GIVEN RECORDS:
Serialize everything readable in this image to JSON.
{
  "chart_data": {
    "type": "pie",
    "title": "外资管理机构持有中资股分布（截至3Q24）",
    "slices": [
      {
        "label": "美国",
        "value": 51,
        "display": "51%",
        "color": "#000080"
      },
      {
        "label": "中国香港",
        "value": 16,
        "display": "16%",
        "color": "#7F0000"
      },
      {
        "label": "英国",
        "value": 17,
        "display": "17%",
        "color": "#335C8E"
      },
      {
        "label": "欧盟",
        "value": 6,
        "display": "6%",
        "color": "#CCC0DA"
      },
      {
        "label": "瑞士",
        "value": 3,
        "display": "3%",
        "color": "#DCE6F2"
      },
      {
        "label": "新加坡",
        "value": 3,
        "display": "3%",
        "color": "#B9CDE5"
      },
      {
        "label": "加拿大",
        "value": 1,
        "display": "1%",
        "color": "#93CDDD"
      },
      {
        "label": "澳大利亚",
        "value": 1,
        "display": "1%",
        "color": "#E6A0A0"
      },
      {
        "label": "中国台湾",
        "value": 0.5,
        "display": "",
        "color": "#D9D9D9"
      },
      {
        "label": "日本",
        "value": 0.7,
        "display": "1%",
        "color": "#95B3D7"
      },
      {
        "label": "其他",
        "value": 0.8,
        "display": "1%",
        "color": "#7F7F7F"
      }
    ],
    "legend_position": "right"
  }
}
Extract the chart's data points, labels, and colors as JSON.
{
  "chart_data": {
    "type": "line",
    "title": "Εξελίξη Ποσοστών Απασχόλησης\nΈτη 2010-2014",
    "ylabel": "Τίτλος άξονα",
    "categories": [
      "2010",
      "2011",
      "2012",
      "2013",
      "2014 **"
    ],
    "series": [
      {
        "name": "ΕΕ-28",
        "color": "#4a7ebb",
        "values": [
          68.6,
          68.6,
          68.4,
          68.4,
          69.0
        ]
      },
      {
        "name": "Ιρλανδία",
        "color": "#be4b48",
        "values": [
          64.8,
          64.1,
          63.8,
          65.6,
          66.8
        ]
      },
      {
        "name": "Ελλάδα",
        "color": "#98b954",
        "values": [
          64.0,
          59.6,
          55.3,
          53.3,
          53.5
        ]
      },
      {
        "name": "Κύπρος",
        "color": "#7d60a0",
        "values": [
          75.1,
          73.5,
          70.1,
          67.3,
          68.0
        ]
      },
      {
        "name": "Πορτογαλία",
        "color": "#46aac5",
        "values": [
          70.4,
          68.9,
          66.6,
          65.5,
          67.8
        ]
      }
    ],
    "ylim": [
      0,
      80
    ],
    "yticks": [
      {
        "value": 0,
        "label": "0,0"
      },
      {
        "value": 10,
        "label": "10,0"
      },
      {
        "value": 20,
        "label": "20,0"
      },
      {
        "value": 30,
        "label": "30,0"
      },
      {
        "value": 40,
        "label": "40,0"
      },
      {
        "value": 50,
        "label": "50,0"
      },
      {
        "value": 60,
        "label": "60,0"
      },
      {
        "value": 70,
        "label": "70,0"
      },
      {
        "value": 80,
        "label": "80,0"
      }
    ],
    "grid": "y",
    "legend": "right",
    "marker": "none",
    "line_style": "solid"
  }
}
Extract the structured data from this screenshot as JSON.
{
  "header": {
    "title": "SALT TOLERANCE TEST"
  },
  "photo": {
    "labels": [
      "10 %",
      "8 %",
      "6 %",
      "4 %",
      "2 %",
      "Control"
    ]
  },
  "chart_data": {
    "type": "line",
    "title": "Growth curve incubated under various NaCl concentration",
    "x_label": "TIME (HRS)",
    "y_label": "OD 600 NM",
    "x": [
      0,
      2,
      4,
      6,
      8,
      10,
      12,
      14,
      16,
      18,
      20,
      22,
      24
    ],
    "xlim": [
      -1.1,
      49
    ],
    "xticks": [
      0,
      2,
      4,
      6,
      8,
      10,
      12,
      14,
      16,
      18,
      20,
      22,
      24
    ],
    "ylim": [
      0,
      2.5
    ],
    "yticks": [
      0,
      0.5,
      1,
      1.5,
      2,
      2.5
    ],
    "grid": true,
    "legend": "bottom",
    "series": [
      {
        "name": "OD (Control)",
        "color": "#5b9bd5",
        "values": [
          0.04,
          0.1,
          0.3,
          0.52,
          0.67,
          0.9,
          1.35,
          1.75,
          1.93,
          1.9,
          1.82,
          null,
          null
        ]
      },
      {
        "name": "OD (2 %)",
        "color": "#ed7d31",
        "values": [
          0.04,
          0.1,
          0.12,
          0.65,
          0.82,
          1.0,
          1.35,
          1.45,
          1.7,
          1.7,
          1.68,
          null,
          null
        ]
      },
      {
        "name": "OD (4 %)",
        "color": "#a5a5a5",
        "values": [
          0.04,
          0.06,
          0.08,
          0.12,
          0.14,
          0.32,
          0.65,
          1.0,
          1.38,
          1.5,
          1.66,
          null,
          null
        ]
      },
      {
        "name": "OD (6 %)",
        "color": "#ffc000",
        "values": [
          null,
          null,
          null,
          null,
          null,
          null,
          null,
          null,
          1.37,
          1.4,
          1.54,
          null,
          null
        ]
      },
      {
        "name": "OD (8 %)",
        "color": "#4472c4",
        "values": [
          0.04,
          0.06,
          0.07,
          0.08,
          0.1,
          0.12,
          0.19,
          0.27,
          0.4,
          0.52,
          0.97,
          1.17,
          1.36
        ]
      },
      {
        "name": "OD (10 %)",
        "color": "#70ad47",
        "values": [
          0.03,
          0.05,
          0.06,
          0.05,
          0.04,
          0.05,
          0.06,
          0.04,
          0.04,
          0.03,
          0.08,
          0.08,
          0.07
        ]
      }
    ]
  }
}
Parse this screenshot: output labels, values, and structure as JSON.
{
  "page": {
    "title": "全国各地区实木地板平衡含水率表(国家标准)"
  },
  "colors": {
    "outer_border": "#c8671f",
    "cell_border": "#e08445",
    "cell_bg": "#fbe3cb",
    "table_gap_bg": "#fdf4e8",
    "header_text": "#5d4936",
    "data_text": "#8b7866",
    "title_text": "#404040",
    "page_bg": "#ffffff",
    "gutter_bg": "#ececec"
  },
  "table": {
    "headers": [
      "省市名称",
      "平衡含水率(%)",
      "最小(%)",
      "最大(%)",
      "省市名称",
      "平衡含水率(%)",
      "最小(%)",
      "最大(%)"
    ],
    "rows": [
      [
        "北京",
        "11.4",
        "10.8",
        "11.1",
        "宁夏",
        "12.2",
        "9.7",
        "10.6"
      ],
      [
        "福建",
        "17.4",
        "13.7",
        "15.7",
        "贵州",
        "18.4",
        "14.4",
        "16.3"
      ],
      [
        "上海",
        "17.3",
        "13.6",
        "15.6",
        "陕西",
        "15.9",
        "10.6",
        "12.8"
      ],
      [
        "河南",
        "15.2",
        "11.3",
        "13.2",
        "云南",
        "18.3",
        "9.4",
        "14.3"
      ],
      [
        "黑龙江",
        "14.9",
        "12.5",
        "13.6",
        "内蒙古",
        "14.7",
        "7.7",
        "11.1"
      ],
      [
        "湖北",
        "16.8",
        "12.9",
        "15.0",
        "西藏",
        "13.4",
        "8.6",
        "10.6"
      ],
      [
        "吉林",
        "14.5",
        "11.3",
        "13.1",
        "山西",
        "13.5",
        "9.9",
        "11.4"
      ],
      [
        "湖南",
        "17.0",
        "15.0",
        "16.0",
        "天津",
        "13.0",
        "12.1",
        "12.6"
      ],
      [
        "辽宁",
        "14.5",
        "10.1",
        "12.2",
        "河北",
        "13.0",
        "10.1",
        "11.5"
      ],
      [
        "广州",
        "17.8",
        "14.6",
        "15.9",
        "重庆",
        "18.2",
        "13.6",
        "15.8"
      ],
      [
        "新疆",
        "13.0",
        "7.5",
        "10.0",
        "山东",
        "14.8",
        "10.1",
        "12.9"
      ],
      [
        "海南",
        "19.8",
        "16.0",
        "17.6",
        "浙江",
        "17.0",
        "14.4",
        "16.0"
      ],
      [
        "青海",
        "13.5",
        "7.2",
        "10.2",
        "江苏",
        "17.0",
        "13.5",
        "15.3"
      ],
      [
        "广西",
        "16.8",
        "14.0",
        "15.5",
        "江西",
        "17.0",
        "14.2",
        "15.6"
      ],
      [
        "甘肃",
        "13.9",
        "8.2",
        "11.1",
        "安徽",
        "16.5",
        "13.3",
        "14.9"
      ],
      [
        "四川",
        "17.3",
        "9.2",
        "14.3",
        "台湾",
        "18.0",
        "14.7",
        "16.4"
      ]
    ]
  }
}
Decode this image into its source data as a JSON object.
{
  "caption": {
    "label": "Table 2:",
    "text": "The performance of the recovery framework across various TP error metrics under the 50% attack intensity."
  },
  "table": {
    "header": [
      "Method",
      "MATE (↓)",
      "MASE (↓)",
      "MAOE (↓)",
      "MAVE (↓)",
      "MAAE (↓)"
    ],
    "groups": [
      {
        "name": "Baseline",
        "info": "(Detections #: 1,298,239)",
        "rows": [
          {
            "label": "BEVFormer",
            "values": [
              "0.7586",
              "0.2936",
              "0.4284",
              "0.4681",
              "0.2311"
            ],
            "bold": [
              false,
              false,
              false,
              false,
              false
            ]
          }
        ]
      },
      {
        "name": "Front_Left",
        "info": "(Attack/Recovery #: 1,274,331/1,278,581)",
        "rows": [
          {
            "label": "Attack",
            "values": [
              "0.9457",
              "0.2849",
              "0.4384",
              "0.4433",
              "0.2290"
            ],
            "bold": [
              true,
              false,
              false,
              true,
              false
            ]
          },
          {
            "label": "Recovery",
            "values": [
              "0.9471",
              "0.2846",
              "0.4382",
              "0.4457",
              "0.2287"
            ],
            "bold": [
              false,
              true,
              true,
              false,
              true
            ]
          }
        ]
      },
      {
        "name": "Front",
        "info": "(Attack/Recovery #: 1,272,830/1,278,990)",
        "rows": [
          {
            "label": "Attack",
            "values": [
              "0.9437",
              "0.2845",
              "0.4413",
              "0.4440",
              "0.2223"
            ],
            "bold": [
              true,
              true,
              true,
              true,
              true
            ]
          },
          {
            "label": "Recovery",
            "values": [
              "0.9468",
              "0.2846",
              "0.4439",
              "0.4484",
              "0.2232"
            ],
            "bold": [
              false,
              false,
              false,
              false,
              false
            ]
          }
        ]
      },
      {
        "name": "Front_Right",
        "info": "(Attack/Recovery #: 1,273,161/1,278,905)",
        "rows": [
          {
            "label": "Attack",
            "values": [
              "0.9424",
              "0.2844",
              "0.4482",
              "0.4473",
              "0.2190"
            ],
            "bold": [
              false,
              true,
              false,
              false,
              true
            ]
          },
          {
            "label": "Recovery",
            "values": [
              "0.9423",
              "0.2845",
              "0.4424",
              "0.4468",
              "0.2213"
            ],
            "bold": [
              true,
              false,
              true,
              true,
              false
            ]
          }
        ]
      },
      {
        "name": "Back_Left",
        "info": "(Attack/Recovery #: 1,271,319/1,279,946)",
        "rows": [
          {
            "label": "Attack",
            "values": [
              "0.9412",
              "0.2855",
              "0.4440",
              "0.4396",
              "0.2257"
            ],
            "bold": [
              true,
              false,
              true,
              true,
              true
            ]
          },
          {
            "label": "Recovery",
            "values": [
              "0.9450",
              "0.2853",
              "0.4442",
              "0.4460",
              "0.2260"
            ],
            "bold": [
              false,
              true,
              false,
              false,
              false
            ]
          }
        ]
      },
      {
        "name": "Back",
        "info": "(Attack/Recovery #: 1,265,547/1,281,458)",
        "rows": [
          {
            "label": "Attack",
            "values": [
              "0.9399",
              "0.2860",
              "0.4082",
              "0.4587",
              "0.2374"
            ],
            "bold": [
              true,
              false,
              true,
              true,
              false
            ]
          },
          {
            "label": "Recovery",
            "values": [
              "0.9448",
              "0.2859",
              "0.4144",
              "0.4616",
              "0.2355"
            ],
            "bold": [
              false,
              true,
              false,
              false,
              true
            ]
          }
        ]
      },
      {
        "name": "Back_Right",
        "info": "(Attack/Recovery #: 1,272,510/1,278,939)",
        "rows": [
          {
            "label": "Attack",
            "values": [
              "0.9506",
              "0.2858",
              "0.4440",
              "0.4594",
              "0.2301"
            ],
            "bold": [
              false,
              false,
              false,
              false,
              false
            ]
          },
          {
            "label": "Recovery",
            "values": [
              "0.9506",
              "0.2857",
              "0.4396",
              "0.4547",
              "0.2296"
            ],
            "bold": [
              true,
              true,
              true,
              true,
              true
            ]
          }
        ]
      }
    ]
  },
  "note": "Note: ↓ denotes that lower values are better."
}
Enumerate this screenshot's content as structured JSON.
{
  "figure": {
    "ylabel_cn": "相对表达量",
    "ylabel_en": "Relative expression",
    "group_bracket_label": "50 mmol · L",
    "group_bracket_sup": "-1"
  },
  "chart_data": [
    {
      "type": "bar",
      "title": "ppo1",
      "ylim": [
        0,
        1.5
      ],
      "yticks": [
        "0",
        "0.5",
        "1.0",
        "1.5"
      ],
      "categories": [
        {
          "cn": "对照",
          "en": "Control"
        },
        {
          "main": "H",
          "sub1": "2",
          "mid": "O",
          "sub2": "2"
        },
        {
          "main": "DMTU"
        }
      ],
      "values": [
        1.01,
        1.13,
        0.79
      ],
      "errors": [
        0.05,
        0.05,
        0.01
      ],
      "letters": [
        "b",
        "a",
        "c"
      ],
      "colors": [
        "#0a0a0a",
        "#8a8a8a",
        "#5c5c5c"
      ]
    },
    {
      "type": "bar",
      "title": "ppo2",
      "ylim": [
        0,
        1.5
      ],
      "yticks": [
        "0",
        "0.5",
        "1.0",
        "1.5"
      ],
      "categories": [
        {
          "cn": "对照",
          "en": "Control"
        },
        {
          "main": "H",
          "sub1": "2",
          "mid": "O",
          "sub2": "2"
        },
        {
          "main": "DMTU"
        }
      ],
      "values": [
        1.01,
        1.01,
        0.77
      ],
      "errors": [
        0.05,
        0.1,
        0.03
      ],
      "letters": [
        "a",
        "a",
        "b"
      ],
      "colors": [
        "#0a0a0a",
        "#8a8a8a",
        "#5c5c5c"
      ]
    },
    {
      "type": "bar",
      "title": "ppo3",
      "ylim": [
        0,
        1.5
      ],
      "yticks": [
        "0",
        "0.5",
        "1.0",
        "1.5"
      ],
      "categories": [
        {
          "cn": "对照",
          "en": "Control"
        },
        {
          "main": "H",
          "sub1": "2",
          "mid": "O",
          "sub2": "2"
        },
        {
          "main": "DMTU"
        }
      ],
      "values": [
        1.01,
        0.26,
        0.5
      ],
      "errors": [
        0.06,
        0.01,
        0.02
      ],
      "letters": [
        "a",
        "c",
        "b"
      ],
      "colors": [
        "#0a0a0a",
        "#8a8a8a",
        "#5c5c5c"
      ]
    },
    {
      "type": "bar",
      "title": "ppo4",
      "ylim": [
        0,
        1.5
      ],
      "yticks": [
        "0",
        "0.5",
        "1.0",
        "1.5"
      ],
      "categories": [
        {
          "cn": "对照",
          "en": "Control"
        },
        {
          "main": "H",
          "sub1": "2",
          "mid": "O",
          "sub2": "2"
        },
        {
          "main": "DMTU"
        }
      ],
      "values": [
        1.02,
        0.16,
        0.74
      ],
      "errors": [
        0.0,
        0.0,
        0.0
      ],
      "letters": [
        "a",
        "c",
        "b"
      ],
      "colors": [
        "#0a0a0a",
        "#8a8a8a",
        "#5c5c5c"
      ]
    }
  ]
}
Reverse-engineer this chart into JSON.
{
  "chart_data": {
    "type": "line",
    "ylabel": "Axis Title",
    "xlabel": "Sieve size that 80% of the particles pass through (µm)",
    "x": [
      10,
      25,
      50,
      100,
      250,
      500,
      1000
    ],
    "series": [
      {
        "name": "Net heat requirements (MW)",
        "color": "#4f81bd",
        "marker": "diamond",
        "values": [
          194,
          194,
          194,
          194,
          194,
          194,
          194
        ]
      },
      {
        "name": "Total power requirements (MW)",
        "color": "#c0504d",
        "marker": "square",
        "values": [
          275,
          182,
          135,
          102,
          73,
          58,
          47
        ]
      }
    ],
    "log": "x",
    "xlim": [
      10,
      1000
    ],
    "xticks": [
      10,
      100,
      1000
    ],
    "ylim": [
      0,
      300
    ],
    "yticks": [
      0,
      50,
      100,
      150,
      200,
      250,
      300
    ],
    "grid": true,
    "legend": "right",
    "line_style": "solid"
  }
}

EXERCISE REQUIREMENTS: From the line holding "Reverse-engineer this chart into JSON." to the last line of the records, quote each line exactly and add nothing.

ANSWER FOR THE TASK:
Reverse-engineer this chart into JSON.
{
  "chart_data": {
    "type": "line",
    "ylabel": "Axis Title",
    "xlabel": "Sieve size that 80% of the particles pass through (µm)",
    "x": [
      10,
      25,
      50,
      100,
      250,
      500,
      1000
    ],
    "series": [
      {
        "name": "Net heat requirements (MW)",
        "color": "#4f81bd",
        "marker": "diamond",
        "values": [
          194,
          194,
          194,
          194,
          194,
          194,
          194
        ]
      },
      {
        "name": "Total power requirements (MW)",
        "color": "#c0504d",
        "marker": "square",
        "values": [
          275,
          182,
          135,
          102,
          73,
          58,
          47
        ]
      }
    ],
    "log": "x",
    "xlim": [
      10,
      1000
    ],
    "xticks": [
      10,
      100,
      1000
    ],
    "ylim": [
      0,
      300
    ],
    "yticks": [
      0,
      50,
      100,
      150,
      200,
      250,
      300
    ],
    "grid": true,
    "legend": "right",
    "line_style": "solid"
  }
}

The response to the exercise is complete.